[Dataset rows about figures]
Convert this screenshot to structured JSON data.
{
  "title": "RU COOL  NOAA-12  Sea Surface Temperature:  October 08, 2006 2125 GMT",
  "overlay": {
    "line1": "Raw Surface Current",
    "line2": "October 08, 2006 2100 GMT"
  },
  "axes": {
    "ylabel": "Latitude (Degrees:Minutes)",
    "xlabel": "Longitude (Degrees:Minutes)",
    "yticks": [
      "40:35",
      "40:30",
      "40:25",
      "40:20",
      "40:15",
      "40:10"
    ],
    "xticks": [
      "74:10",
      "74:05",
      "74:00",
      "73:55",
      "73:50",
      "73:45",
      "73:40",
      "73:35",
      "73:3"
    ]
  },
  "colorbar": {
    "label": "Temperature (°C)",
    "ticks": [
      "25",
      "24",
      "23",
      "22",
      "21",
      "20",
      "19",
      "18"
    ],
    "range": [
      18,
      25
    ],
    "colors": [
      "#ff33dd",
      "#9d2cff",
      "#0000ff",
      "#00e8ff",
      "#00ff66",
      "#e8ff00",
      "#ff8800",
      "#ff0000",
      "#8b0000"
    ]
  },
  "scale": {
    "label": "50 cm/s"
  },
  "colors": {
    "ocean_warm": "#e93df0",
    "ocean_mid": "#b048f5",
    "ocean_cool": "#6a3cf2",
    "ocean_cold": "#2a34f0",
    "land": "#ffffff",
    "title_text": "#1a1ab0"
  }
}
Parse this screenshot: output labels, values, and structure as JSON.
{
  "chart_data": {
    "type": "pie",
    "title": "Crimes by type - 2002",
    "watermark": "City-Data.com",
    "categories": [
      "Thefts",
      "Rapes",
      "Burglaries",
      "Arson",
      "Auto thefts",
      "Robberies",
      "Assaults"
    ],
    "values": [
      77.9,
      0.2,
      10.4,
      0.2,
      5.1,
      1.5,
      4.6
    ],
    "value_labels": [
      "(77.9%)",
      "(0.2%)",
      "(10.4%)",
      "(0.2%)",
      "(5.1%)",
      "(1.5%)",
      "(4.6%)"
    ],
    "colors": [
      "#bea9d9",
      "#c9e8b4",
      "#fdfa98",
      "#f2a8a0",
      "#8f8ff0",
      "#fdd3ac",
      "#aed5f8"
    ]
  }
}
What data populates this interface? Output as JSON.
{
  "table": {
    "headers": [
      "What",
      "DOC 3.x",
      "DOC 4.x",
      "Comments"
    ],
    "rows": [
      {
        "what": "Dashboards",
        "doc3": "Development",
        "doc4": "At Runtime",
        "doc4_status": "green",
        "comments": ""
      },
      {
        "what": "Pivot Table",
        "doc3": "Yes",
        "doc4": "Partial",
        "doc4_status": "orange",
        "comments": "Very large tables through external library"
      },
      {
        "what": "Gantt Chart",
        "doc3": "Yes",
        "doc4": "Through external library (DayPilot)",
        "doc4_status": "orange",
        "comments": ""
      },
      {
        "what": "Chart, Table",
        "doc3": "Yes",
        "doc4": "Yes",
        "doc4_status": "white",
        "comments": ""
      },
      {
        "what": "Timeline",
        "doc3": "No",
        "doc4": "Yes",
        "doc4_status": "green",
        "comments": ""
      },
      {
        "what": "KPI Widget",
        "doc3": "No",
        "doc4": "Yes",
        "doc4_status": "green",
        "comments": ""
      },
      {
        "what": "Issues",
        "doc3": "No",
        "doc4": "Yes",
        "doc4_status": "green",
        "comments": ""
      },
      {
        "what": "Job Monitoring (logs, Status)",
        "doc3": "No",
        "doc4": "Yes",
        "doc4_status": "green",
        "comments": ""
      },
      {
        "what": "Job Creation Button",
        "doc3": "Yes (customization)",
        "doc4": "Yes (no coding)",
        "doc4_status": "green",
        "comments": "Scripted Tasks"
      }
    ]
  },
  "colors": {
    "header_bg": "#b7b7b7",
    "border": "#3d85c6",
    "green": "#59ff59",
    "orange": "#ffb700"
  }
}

* Task to complete
Search the data for the word "screenshot" and copy each line where it appears.

* Response below
Convert this screenshot to structured JSON data.
Parse this screenshot: output labels, values, and structure as JSON.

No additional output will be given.